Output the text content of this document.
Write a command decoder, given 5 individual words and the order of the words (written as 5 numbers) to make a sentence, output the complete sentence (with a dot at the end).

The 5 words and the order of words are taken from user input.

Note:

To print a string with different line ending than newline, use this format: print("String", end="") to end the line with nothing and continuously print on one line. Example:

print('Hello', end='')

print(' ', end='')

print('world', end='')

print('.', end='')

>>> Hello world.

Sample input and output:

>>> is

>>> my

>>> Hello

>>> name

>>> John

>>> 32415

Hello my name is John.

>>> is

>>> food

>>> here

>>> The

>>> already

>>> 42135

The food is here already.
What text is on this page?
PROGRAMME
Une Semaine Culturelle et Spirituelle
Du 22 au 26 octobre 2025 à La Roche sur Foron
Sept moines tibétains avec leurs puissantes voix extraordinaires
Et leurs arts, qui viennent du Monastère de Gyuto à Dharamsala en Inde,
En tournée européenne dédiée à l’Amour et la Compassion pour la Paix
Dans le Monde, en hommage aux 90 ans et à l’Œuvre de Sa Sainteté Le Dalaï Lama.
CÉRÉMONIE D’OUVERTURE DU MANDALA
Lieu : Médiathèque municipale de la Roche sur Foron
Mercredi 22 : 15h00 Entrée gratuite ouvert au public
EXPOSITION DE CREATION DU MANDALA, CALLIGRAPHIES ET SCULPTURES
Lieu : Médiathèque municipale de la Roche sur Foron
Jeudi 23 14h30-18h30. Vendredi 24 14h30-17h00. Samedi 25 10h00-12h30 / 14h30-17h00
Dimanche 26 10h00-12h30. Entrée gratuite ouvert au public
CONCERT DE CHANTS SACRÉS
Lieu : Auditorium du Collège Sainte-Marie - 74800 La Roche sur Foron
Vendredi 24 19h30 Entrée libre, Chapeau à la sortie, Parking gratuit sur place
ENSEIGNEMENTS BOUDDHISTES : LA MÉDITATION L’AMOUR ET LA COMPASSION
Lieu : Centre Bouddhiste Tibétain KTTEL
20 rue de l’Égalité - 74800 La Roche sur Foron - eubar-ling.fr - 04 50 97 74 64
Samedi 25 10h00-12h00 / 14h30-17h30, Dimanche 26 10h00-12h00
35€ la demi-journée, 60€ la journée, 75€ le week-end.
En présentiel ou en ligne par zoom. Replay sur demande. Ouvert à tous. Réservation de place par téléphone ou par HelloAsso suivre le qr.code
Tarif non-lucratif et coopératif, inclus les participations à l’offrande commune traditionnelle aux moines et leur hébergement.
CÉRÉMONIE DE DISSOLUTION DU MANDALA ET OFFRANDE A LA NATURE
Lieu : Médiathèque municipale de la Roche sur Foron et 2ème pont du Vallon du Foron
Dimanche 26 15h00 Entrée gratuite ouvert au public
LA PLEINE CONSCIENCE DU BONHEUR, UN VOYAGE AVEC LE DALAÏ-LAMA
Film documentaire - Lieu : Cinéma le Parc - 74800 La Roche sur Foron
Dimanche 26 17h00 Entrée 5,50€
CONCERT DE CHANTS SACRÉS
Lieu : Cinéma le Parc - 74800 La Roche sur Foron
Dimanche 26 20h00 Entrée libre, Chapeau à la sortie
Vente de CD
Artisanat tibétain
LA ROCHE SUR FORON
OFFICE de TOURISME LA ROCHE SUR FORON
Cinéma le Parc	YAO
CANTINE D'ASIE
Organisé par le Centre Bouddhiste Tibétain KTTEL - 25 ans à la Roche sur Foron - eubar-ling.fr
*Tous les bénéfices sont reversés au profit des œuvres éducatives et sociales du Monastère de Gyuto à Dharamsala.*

-*-

> [Problem description] Each record should come back exactly as written.

> [Solved problem]
Output the text content of this document.
Write a command decoder, given 5 individual words and the order of the words (written as 5 numbers) to make a sentence, output the complete sentence (with a dot at the end).

The 5 words and the order of words are taken from user input.

Note:

To print a string with different line ending than newline, use this format: print("String", end="") to end the line with nothing and continuously print on one line. Example:

print('Hello', end='')

print(' ', end='')

print('world', end='')

print('.', end='')

>>> Hello world.

Sample input and output:

>>> is

>>> my

>>> Hello

>>> name

>>> John

>>> 32415

Hello my name is John.

>>> is

>>> food

>>> here

>>> The

>>> already

>>> 42135

The food is here already.
What text is on this page?
PROGRAMME
Une Semaine Culturelle et Spirituelle
Du 22 au 26 octobre 2025 à La Roche sur Foron
Sept moines tibétains avec leurs puissantes voix extraordinaires
Et leurs arts, qui viennent du Monastère de Gyuto à Dharamsala en Inde,
En tournée européenne dédiée à l’Amour et la Compassion pour la Paix
Dans le Monde, en hommage aux 90 ans et à l’Œuvre de Sa Sainteté Le Dalaï Lama.
CÉRÉMONIE D’OUVERTURE DU MANDALA
Lieu : Médiathèque municipale de la Roche sur Foron
Mercredi 22 : 15h00 Entrée gratuite ouvert au public
EXPOSITION DE CREATION DU MANDALA, CALLIGRAPHIES ET SCULPTURES
Lieu : Médiathèque municipale de la Roche sur Foron
Jeudi 23 14h30-18h30. Vendredi 24 14h30-17h00. Samedi 25 10h00-12h30 / 14h30-17h00
Dimanche 26 10h00-12h30. Entrée gratuite ouvert au public
CONCERT DE CHANTS SACRÉS
Lieu : Auditorium du Collège Sainte-Marie - 74800 La Roche sur Foron
Vendredi 24 19h30 Entrée libre, Chapeau à la sortie, Parking gratuit sur place
ENSEIGNEMENTS BOUDDHISTES : LA MÉDITATION L’AMOUR ET LA COMPASSION
Lieu : Centre Bouddhiste Tibétain KTTEL
20 rue de l’Égalité - 74800 La Roche sur Foron - eubar-ling.fr - 04 50 97 74 64
Samedi 25 10h00-12h00 / 14h30-17h30, Dimanche 26 10h00-12h00
35€ la demi-journée, 60€ la journée, 75€ le week-end.
En présentiel ou en ligne par zoom. Replay sur demande. Ouvert à tous. Réservation de place par téléphone ou par HelloAsso suivre le qr.code
Tarif non-lucratif et coopératif, inclus les participations à l’offrande commune traditionnelle aux moines et leur hébergement.
CÉRÉMONIE DE DISSOLUTION DU MANDALA ET OFFRANDE A LA NATURE
Lieu : Médiathèque municipale de la Roche sur Foron et 2ème pont du Vallon du Foron
Dimanche 26 15h00 Entrée gratuite ouvert au public
LA PLEINE CONSCIENCE DU BONHEUR, UN VOYAGE AVEC LE DALAÏ-LAMA
Film documentaire - Lieu : Cinéma le Parc - 74800 La Roche sur Foron
Dimanche 26 17h00 Entrée 5,50€
CONCERT DE CHANTS SACRÉS
Lieu : Cinéma le Parc - 74800 La Roche sur Foron
Dimanche 26 20h00 Entrée libre, Chapeau à la sortie
Vente de CD
Artisanat tibétain
LA ROCHE SUR FORON
OFFICE de TOURISME LA ROCHE SUR FORON
Cinéma le Parc	YAO
CANTINE D'ASIE
Organisé par le Centre Bouddhiste Tibétain KTTEL - 25 ans à la Roche sur Foron - eubar-ling.fr
*Tous les bénéfices sont reversés au profit des œuvres éducatives et sociales du Monastère de Gyuto à Dharamsala.*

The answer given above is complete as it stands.